┌─ PROVIDED RECORDS

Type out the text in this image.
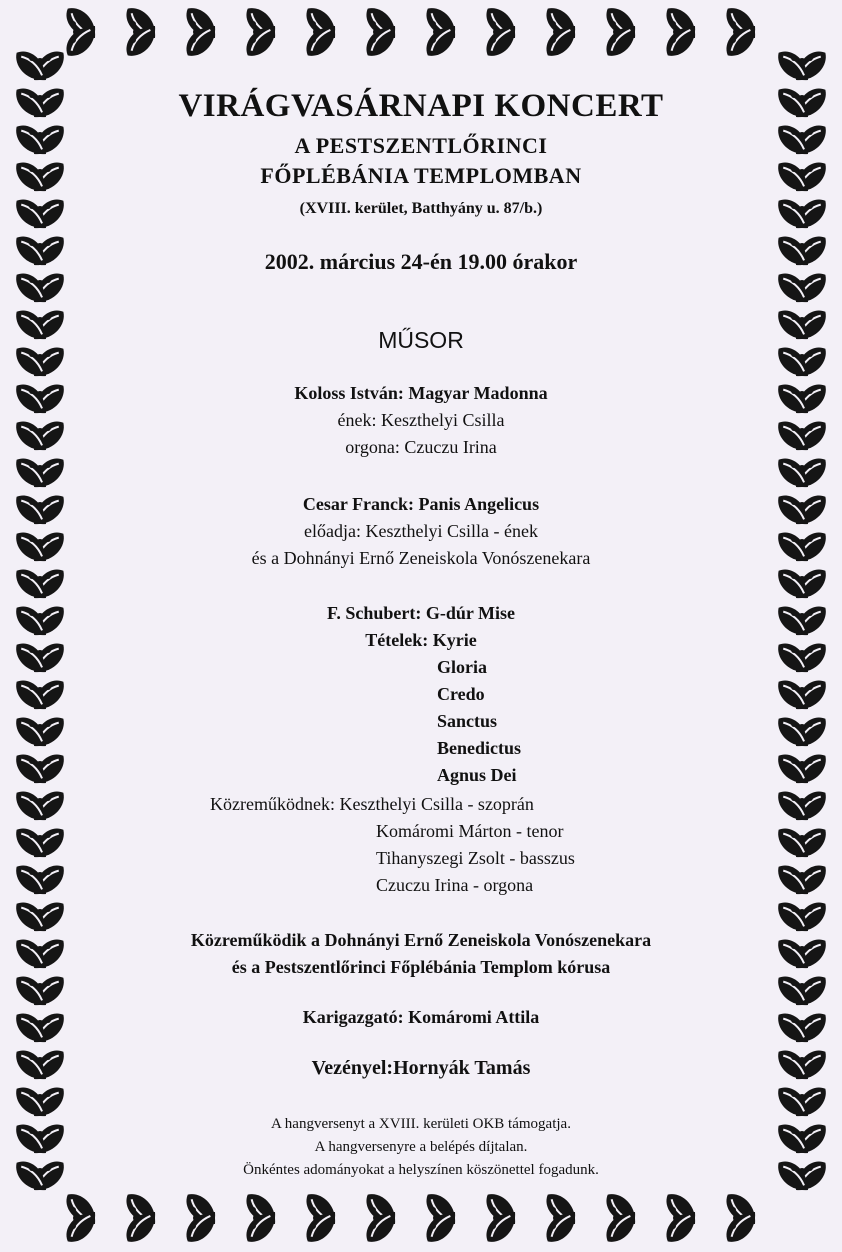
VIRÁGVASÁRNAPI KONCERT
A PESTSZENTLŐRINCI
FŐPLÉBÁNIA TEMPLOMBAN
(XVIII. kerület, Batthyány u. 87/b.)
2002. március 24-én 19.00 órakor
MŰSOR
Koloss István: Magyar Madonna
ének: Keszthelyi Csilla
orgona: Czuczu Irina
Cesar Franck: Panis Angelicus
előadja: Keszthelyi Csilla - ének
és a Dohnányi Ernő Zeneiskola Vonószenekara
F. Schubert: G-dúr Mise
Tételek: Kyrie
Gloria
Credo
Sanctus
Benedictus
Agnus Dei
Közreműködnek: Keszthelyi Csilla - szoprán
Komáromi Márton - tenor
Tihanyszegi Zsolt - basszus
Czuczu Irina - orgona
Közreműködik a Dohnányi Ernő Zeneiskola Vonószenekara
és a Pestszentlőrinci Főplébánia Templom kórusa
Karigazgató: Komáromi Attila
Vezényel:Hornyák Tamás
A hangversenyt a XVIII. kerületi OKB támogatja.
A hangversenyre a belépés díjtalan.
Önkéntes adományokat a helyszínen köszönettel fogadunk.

└─
┌─ PROVIDED RECORDS

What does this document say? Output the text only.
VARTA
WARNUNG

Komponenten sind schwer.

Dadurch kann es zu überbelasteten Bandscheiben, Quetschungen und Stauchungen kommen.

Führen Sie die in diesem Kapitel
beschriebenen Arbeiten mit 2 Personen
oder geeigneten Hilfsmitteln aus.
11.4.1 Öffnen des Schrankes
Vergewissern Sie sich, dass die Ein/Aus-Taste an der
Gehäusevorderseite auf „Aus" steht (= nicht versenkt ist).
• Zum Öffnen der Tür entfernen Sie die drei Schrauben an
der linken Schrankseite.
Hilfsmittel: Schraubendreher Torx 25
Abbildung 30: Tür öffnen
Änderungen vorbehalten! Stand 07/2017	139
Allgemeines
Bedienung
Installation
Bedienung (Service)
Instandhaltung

└─

TASK DIRECTIONS
Take each line of the material that contains the word "Dohnányi" and list it.

WRITTEN ANSWER
és a Dohnányi Ernő Zeneiskola Vonószenekara
Közreműködik a Dohnányi Ernő Zeneiskola Vonószenekara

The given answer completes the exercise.